SET PROBLEM: Extract every line of the material that holds the string "mushy".
⁂
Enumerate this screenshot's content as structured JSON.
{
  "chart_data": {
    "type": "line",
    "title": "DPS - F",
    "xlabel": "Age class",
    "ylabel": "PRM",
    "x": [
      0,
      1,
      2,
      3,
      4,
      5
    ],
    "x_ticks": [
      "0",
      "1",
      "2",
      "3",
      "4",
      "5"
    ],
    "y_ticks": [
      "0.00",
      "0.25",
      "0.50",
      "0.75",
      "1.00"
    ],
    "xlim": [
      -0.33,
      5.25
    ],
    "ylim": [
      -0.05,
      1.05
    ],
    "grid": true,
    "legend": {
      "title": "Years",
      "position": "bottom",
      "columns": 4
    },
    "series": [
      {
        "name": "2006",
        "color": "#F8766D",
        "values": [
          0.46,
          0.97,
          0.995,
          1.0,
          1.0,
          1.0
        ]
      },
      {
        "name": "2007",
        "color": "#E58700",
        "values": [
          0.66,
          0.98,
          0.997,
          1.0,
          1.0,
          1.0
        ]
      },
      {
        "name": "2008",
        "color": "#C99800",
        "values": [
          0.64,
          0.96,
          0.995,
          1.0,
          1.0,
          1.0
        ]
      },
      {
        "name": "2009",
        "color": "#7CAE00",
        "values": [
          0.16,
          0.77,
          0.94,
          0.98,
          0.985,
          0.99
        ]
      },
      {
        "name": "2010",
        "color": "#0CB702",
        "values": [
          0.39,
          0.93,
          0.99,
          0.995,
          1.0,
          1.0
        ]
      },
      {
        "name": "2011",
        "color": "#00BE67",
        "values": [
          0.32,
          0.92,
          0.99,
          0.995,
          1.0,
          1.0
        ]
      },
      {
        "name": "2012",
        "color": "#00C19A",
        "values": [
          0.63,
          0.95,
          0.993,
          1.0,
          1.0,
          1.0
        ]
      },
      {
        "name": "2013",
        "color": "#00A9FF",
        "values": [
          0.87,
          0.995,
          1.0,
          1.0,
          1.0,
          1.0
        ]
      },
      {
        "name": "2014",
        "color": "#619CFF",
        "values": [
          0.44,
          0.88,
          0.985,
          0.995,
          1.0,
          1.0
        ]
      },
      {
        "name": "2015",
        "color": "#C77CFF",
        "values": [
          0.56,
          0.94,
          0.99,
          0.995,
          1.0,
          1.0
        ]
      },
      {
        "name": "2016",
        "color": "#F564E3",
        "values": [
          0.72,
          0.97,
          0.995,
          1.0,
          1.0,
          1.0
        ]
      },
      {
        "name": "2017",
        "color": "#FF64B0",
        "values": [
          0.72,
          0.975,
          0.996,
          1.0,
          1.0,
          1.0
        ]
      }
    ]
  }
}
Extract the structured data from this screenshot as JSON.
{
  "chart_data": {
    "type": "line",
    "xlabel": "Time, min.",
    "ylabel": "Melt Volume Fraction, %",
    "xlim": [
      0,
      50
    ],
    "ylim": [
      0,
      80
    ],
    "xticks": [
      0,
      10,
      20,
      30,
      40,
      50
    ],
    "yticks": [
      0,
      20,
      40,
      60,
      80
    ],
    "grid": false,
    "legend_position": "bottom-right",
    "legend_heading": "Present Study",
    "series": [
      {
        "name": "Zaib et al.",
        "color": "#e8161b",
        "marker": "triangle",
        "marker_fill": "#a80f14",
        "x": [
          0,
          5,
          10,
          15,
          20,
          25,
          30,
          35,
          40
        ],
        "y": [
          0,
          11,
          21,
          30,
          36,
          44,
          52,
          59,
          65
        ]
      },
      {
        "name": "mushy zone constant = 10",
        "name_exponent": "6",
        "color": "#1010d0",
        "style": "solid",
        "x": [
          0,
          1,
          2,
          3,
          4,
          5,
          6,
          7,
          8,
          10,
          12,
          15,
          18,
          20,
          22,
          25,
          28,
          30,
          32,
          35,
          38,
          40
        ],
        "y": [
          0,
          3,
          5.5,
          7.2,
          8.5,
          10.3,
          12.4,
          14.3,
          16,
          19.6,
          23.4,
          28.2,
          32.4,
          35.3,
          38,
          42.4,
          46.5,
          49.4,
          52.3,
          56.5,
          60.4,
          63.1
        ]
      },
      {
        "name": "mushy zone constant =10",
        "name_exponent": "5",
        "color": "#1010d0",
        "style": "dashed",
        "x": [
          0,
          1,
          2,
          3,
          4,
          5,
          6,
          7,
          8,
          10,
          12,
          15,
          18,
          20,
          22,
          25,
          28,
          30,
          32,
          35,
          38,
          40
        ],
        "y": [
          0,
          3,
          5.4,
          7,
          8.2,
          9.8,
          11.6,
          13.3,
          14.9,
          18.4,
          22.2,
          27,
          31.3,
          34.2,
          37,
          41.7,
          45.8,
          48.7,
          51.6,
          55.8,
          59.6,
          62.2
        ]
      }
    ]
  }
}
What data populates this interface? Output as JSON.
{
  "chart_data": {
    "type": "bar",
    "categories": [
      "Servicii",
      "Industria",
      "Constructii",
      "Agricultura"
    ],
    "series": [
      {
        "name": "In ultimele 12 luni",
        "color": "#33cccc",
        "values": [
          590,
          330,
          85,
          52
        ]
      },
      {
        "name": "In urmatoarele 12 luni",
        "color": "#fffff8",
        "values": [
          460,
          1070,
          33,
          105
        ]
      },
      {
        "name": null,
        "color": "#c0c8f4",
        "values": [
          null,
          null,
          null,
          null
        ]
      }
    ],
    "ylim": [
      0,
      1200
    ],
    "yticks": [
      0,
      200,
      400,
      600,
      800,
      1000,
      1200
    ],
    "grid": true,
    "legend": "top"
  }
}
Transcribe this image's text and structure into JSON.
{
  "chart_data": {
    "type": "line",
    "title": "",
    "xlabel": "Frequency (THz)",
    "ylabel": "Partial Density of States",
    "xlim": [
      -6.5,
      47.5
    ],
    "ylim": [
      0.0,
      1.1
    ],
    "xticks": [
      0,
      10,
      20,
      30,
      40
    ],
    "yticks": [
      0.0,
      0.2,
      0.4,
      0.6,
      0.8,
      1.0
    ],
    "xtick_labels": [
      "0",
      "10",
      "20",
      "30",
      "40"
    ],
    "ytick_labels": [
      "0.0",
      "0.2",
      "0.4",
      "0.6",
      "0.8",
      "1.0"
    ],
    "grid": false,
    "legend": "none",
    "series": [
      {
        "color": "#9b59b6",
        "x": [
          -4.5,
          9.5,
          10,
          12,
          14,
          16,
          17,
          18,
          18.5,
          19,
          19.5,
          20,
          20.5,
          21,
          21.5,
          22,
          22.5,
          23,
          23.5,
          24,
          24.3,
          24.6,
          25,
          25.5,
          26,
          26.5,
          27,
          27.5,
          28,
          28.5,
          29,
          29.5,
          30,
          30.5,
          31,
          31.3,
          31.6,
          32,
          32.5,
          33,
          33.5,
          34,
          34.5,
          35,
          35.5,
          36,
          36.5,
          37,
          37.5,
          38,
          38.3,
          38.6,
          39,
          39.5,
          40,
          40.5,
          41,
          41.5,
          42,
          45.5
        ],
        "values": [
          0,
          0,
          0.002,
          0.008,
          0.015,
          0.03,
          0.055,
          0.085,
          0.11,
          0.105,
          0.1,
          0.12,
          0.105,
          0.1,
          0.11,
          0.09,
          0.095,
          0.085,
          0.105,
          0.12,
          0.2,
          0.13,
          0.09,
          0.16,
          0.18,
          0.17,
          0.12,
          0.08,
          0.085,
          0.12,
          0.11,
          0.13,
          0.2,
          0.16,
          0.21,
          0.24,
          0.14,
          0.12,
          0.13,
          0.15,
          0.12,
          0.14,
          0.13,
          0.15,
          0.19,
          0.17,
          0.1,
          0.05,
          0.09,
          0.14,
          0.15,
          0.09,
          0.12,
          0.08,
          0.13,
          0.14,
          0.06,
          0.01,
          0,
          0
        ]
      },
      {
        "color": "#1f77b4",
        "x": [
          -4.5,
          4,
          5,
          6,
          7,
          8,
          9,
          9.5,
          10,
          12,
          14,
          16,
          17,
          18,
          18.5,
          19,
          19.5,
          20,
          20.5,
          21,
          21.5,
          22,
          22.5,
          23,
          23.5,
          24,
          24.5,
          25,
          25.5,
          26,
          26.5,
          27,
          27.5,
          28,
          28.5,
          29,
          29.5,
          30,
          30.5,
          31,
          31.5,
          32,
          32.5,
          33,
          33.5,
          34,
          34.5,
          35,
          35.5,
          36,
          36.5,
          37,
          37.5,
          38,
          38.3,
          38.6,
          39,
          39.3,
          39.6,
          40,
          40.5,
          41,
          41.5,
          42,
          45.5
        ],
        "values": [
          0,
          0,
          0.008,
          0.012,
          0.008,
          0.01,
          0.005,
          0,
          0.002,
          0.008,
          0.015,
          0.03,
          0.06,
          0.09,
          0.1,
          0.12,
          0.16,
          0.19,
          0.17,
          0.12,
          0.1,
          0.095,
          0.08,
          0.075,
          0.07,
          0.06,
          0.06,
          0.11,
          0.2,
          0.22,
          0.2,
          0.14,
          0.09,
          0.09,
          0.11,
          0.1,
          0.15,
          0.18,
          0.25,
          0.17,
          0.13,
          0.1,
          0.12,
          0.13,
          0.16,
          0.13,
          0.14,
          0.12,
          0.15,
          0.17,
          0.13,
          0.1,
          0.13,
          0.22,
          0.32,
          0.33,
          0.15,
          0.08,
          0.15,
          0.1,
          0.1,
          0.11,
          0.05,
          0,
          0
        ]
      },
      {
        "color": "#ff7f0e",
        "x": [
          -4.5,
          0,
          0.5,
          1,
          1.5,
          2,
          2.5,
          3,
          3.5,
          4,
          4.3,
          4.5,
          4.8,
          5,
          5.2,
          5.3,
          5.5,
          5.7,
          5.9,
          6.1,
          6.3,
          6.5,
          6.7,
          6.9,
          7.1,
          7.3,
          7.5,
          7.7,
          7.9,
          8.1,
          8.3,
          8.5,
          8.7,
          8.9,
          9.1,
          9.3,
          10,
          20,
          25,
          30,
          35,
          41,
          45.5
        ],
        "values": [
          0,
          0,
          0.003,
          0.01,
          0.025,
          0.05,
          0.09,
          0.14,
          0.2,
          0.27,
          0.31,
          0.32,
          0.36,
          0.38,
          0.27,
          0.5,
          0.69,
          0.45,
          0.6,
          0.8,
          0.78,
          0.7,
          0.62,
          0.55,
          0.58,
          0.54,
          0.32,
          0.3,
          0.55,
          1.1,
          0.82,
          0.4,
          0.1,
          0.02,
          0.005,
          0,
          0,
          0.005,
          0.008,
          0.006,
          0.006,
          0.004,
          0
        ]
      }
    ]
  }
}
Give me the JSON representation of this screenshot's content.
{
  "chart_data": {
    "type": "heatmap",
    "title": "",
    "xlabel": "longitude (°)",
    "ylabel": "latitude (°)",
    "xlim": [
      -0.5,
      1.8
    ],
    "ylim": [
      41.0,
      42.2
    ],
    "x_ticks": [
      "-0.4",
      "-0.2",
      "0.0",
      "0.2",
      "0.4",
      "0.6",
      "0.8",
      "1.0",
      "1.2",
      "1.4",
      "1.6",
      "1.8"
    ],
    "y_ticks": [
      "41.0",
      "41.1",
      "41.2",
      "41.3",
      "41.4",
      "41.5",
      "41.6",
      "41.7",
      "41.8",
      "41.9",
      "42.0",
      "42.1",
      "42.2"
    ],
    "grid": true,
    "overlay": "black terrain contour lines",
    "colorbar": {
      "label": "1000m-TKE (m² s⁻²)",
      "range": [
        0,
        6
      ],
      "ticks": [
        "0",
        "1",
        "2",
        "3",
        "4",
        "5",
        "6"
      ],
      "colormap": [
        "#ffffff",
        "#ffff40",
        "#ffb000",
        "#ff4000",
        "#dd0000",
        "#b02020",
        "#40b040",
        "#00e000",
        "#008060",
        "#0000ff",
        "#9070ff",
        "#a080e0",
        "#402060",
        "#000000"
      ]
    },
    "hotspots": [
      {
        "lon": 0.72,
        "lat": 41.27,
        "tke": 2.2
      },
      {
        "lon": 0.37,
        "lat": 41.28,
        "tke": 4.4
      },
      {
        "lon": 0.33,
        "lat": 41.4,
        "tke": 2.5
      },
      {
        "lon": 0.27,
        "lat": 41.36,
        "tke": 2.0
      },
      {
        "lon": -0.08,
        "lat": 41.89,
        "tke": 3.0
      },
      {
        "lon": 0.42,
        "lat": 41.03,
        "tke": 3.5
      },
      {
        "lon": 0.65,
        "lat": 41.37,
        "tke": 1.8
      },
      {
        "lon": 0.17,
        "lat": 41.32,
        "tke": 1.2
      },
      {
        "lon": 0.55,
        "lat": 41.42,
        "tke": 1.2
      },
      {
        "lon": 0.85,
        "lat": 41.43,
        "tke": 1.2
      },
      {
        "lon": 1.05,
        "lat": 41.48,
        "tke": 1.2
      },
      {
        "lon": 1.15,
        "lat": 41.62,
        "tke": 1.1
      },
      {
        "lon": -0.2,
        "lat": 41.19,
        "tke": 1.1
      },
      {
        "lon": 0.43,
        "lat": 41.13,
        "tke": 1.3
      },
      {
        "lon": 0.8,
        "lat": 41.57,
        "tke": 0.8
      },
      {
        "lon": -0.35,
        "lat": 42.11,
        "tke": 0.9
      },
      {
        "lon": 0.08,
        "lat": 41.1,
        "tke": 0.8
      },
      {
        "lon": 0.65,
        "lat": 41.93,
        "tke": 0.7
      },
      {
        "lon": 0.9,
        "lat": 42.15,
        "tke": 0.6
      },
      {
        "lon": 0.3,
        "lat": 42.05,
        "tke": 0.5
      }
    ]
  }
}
⁂
COMPLETE OUTPUT:
        "name": "mushy zone constant = 10",
        "name": "mushy zone constant =10",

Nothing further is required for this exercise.